*WRITTEN TASK*. Using the entries that follow, state how many lines contain the word "peut". The response is that number and nothing more.

*RECORDS FOR THE TASK*.
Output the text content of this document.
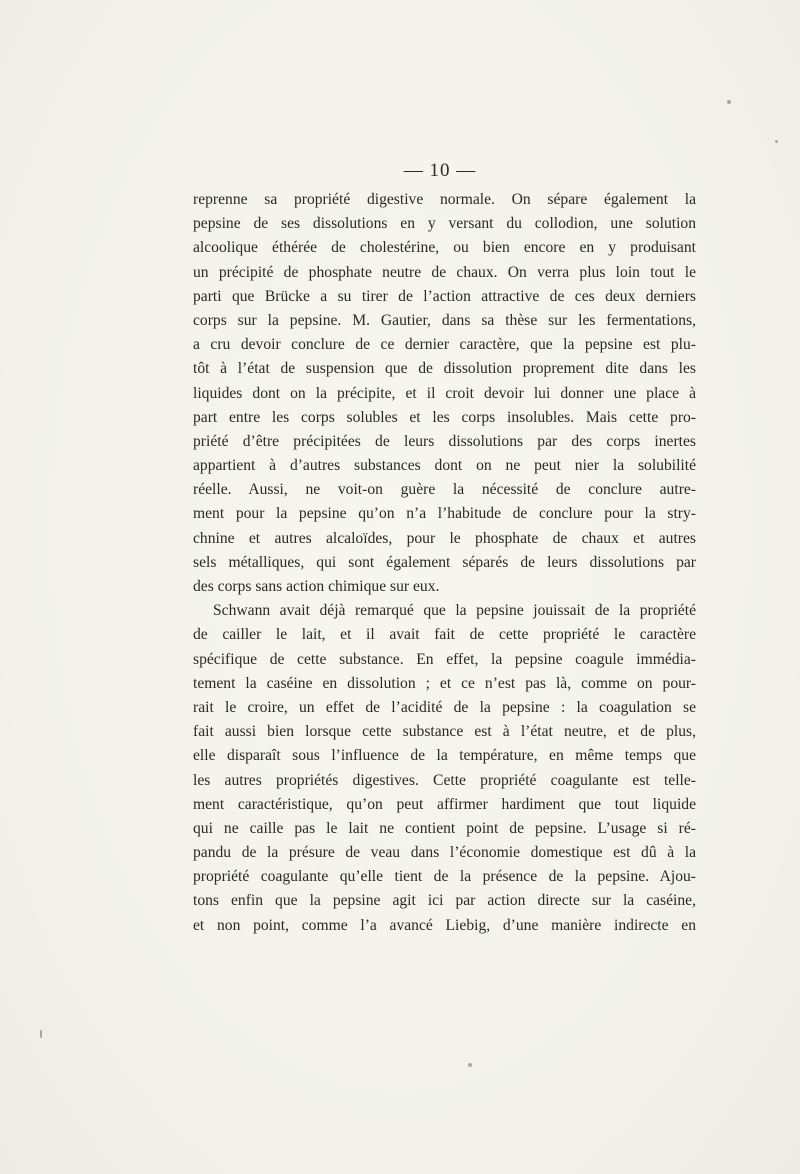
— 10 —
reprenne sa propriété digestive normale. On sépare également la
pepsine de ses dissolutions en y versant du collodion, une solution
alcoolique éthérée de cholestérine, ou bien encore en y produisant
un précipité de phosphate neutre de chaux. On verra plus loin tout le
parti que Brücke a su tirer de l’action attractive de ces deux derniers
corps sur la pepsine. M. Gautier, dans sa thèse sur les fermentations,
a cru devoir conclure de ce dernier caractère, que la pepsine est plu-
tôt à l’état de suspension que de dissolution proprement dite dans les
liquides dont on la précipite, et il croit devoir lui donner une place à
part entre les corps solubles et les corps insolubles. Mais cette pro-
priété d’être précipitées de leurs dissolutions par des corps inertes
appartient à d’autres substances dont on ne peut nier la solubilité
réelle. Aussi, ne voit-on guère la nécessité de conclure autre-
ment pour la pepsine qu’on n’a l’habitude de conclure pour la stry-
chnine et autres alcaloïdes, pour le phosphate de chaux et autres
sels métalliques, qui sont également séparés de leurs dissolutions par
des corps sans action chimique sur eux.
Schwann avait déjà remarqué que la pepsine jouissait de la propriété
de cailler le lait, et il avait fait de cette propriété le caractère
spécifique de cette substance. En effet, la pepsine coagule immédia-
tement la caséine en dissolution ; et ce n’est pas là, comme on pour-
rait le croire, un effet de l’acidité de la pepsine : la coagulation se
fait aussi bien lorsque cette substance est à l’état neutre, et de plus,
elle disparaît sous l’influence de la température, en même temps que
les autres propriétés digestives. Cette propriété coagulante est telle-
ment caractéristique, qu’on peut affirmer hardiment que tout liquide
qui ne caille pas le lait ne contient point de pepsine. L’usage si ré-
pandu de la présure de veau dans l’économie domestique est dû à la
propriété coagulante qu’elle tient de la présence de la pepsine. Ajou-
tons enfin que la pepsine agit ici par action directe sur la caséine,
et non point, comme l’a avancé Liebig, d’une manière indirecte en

*CORRECT OUTPUT*. 2